▶ [What this task involves]:
Each line below must be set down exactly; omit any image you find.

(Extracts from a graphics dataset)
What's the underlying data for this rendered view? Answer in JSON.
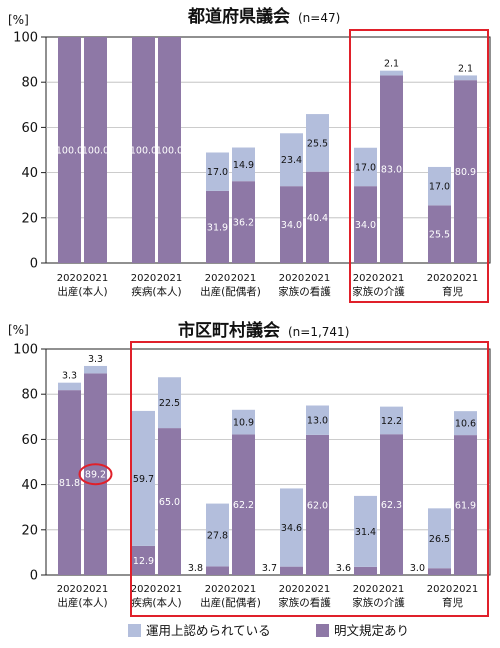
{
  "colors": {
    "operational": "#b3bedc",
    "explicit": "#8e78a6",
    "highlight": "#e0202a",
    "grid": "#bbbbbb",
    "axis": "#222222"
  },
  "legend": [
    {
      "label": "運用上認められている",
      "color": "#b3bedc"
    },
    {
      "label": "明文規定あり",
      "color": "#8e78a6"
    }
  ],
  "chart_data": [
    {
      "type": "bar",
      "stacked": true,
      "title": "都道府県議会",
      "subtitle": "(n=47)",
      "ylabel": "[%]",
      "ylim": [
        0,
        100
      ],
      "yticks": [
        0,
        20,
        40,
        60,
        80,
        100
      ],
      "grid": true,
      "categories": [
        "出産(本人)",
        "疾病(本人)",
        "出産(配偶者)",
        "家族の看護",
        "家族の介護",
        "育児"
      ],
      "years": [
        "2020",
        "2021"
      ],
      "series": [
        {
          "name": "明文規定あり",
          "values": [
            [
              100.0,
              100.0
            ],
            [
              100.0,
              100.0
            ],
            [
              31.9,
              36.2
            ],
            [
              34.0,
              40.4
            ],
            [
              34.0,
              83.0
            ],
            [
              25.5,
              80.9
            ]
          ]
        },
        {
          "name": "運用上認められている",
          "values": [
            [
              0,
              0
            ],
            [
              0,
              0
            ],
            [
              17.0,
              14.9
            ],
            [
              23.4,
              25.5
            ],
            [
              17.0,
              2.1
            ],
            [
              17.0,
              2.1
            ]
          ]
        }
      ],
      "labels": {
        "explicit": [
          [
            "100.0",
            "100.0"
          ],
          [
            "100.0",
            "100.0"
          ],
          [
            "31.9",
            "36.2"
          ],
          [
            "34.0",
            "40.4"
          ],
          [
            "34.0",
            "83.0"
          ],
          [
            "25.5",
            "80.9"
          ]
        ],
        "operational": [
          [
            "",
            ""
          ],
          [
            "",
            ""
          ],
          [
            "17.0",
            "14.9"
          ],
          [
            "23.4",
            "25.5"
          ],
          [
            "17.0",
            "2.1"
          ],
          [
            "17.0",
            "2.1"
          ]
        ]
      },
      "highlight_categories": [
        4,
        5
      ]
    },
    {
      "type": "bar",
      "stacked": true,
      "title": "市区町村議会",
      "subtitle": "(n=1,741)",
      "ylabel": "[%]",
      "ylim": [
        0,
        100
      ],
      "yticks": [
        0,
        20,
        40,
        60,
        80,
        100
      ],
      "grid": true,
      "categories": [
        "出産(本人)",
        "疾病(本人)",
        "出産(配偶者)",
        "家族の看護",
        "家族の介護",
        "育児"
      ],
      "years": [
        "2020",
        "2021"
      ],
      "series": [
        {
          "name": "明文規定あり",
          "values": [
            [
              81.8,
              89.2
            ],
            [
              12.9,
              65.0
            ],
            [
              3.8,
              62.2
            ],
            [
              3.7,
              62.0
            ],
            [
              3.6,
              62.3
            ],
            [
              3.0,
              61.9
            ]
          ]
        },
        {
          "name": "運用上認められている",
          "values": [
            [
              3.3,
              3.3
            ],
            [
              59.7,
              22.5
            ],
            [
              27.8,
              10.9
            ],
            [
              34.6,
              13.0
            ],
            [
              31.4,
              12.2
            ],
            [
              26.5,
              10.6
            ]
          ]
        }
      ],
      "labels": {
        "explicit": [
          [
            "81.8",
            "89.2"
          ],
          [
            "12.9",
            "65.0"
          ],
          [
            "3.8",
            "62.2"
          ],
          [
            "3.7",
            "62.0"
          ],
          [
            "3.6",
            "62.3"
          ],
          [
            "3.0",
            "61.9"
          ]
        ],
        "operational": [
          [
            "3.3",
            "3.3"
          ],
          [
            "59.7",
            "22.5"
          ],
          [
            "27.8",
            "10.9"
          ],
          [
            "34.6",
            "13.0"
          ],
          [
            "31.4",
            "12.2"
          ],
          [
            "26.5",
            "10.6"
          ]
        ]
      },
      "highlight_categories": [
        1,
        2,
        3,
        4,
        5
      ],
      "circled_label": {
        "category": 0,
        "year": 1,
        "text": "89.2"
      }
    }
  ]
}
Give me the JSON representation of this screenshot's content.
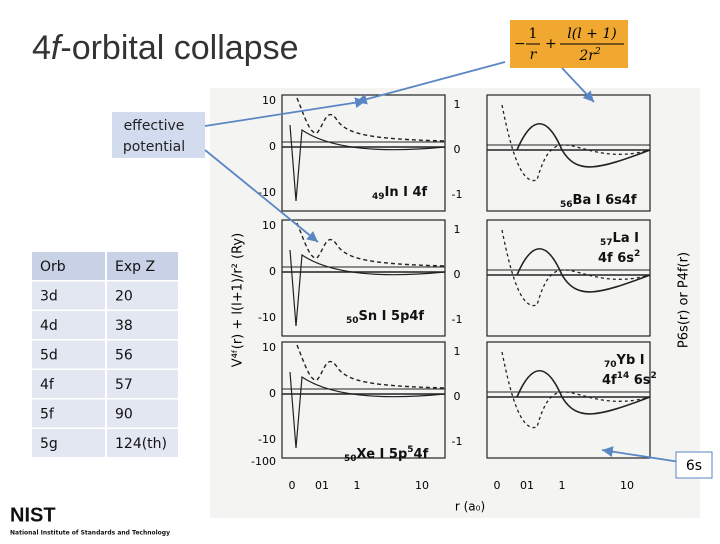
{
  "title": {
    "prefix": "4",
    "italic": "f",
    "suffix": "-orbital collapse"
  },
  "formula": {
    "minus": "−",
    "n1": "1",
    "d1": "r",
    "plus": "+",
    "n2": "l(l + 1)",
    "d2": "2r",
    "d2_exp": "2"
  },
  "callout": {
    "line1": "effective",
    "line2": "potential"
  },
  "table": {
    "header": [
      "Orb",
      "Exp Z"
    ],
    "rows": [
      [
        "3d",
        "20"
      ],
      [
        "4d",
        "38"
      ],
      [
        "5d",
        "56"
      ],
      [
        "4f",
        "57"
      ],
      [
        "5f",
        "90"
      ],
      [
        "5g",
        "124(th)"
      ]
    ]
  },
  "figure": {
    "panels": [
      {
        "sub": "49",
        "text": "In I 4f"
      },
      {
        "sub": "56",
        "text": "Ba I 6s4f"
      },
      {
        "sub": "57",
        "text": "La I",
        "line2": "4f 6s",
        "sup2": "2"
      },
      {
        "sub": "50",
        "text": "Sn I 5p4f"
      },
      {
        "sub": "70",
        "text": "Yb I",
        "line2": "4f",
        "sup1": "14",
        "line2b": " 6s",
        "sup2": "2"
      },
      {
        "sub": "50",
        "text": "Xe I 5p",
        "sup": "5",
        "tail": "4f"
      }
    ],
    "left_yticks": [
      "10",
      "0",
      "-10",
      "-100"
    ],
    "right_yticks": [
      "1",
      "0",
      "-1"
    ],
    "xticks": [
      "0",
      "01",
      "1",
      "10"
    ],
    "ylabel": "V⁴ᶠ(r) + l(l+1)/r² (Ry)",
    "ylabel_right": "P6s(r)  or  P4f(r)",
    "xlabel": "r (a₀)"
  },
  "note_6s": "6s",
  "logo": {
    "name": "NIST",
    "full": "National Institute of Standards and Technology"
  }
}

▶ [Written answer]:
What's the underlying data for this rendered view? Answer in JSON.
{
  "colors": {
    "operational": "#b3bedc",
    "explicit": "#8e78a6",
    "highlight": "#e0202a",
    "grid": "#bbbbbb",
    "axis": "#222222"
  },
  "legend": [
    {
      "label": "運用上認められている",
      "color": "#b3bedc"
    },
    {
      "label": "明文規定あり",
      "color": "#8e78a6"
    }
  ],
  "chart_data": [
    {
      "type": "bar",
      "stacked": true,
      "title": "都道府県議会",
      "subtitle": "(n=47)",
      "ylabel": "[%]",
      "ylim": [
        0,
        100
      ],
      "yticks": [
        0,
        20,
        40,
        60,
        80,
        100
      ],
      "grid": true,
      "categories": [
        "出産(本人)",
        "疾病(本人)",
        "出産(配偶者)",
        "家族の看護",
        "家族の介護",
        "育児"
      ],
      "years": [
        "2020",
        "2021"
      ],
      "series": [
        {
          "name": "明文規定あり",
          "values": [
            [
              100.0,
              100.0
            ],
            [
              100.0,
              100.0
            ],
            [
              31.9,
              36.2
            ],
            [
              34.0,
              40.4
            ],
            [
              34.0,
              83.0
            ],
            [
              25.5,
              80.9
            ]
          ]
        },
        {
          "name": "運用上認められている",
          "values": [
            [
              0,
              0
            ],
            [
              0,
              0
            ],
            [
              17.0,
              14.9
            ],
            [
              23.4,
              25.5
            ],
            [
              17.0,
              2.1
            ],
            [
              17.0,
              2.1
            ]
          ]
        }
      ],
      "labels": {
        "explicit": [
          [
            "100.0",
            "100.0"
          ],
          [
            "100.0",
            "100.0"
          ],
          [
            "31.9",
            "36.2"
          ],
          [
            "34.0",
            "40.4"
          ],
          [
            "34.0",
            "83.0"
          ],
          [
            "25.5",
            "80.9"
          ]
        ],
        "operational": [
          [
            "",
            ""
          ],
          [
            "",
            ""
          ],
          [
            "17.0",
            "14.9"
          ],
          [
            "23.4",
            "25.5"
          ],
          [
            "17.0",
            "2.1"
          ],
          [
            "17.0",
            "2.1"
          ]
        ]
      },
      "highlight_categories": [
        4,
        5
      ]
    },
    {
      "type": "bar",
      "stacked": true,
      "title": "市区町村議会",
      "subtitle": "(n=1,741)",
      "ylabel": "[%]",
      "ylim": [
        0,
        100
      ],
      "yticks": [
        0,
        20,
        40,
        60,
        80,
        100
      ],
      "grid": true,
      "categories": [
        "出産(本人)",
        "疾病(本人)",
        "出産(配偶者)",
        "家族の看護",
        "家族の介護",
        "育児"
      ],
      "years": [
        "2020",
        "2021"
      ],
      "series": [
        {
          "name": "明文規定あり",
          "values": [
            [
              81.8,
              89.2
            ],
            [
              12.9,
              65.0
            ],
            [
              3.8,
              62.2
            ],
            [
              3.7,
              62.0
            ],
            [
              3.6,
              62.3
            ],
            [
              3.0,
              61.9
            ]
          ]
        },
        {
          "name": "運用上認められている",
          "values": [
            [
              3.3,
              3.3
            ],
            [
              59.7,
              22.5
            ],
            [
              27.8,
              10.9
            ],
            [
              34.6,
              13.0
            ],
            [
              31.4,
              12.2
            ],
            [
              26.5,
              10.6
            ]
          ]
        }
      ],
      "labels": {
        "explicit": [
          [
            "81.8",
            "89.2"
          ],
          [
            "12.9",
            "65.0"
          ],
          [
            "3.8",
            "62.2"
          ],
          [
            "3.7",
            "62.0"
          ],
          [
            "3.6",
            "62.3"
          ],
          [
            "3.0",
            "61.9"
          ]
        ],
        "operational": [
          [
            "3.3",
            "3.3"
          ],
          [
            "59.7",
            "22.5"
          ],
          [
            "27.8",
            "10.9"
          ],
          [
            "34.6",
            "13.0"
          ],
          [
            "31.4",
            "12.2"
          ],
          [
            "26.5",
            "10.6"
          ]
        ]
      },
      "highlight_categories": [
        1,
        2,
        3,
        4,
        5
      ],
      "circled_label": {
        "category": 0,
        "year": 1,
        "text": "89.2"
      }
    }
  ]
}
Give me the JSON representation of this screenshot's content.
{
  "title": {
    "prefix": "4",
    "italic": "f",
    "suffix": "-orbital collapse"
  },
  "formula": {
    "minus": "−",
    "n1": "1",
    "d1": "r",
    "plus": "+",
    "n2": "l(l + 1)",
    "d2": "2r",
    "d2_exp": "2"
  },
  "callout": {
    "line1": "effective",
    "line2": "potential"
  },
  "table": {
    "header": [
      "Orb",
      "Exp Z"
    ],
    "rows": [
      [
        "3d",
        "20"
      ],
      [
        "4d",
        "38"
      ],
      [
        "5d",
        "56"
      ],
      [
        "4f",
        "57"
      ],
      [
        "5f",
        "90"
      ],
      [
        "5g",
        "124(th)"
      ]
    ]
  },
  "figure": {
    "panels": [
      {
        "sub": "49",
        "text": "In I 4f"
      },
      {
        "sub": "56",
        "text": "Ba I 6s4f"
      },
      {
        "sub": "57",
        "text": "La I",
        "line2": "4f 6s",
        "sup2": "2"
      },
      {
        "sub": "50",
        "text": "Sn I 5p4f"
      },
      {
        "sub": "70",
        "text": "Yb I",
        "line2": "4f",
        "sup1": "14",
        "line2b": " 6s",
        "sup2": "2"
      },
      {
        "sub": "50",
        "text": "Xe I 5p",
        "sup": "5",
        "tail": "4f"
      }
    ],
    "left_yticks": [
      "10",
      "0",
      "-10",
      "-100"
    ],
    "right_yticks": [
      "1",
      "0",
      "-1"
    ],
    "xticks": [
      "0",
      "01",
      "1",
      "10"
    ],
    "ylabel": "V⁴ᶠ(r) + l(l+1)/r² (Ry)",
    "ylabel_right": "P6s(r)  or  P4f(r)",
    "xlabel": "r (a₀)"
  },
  "note_6s": "6s",
  "logo": {
    "name": "NIST",
    "full": "National Institute of Standards and Technology"
  }
}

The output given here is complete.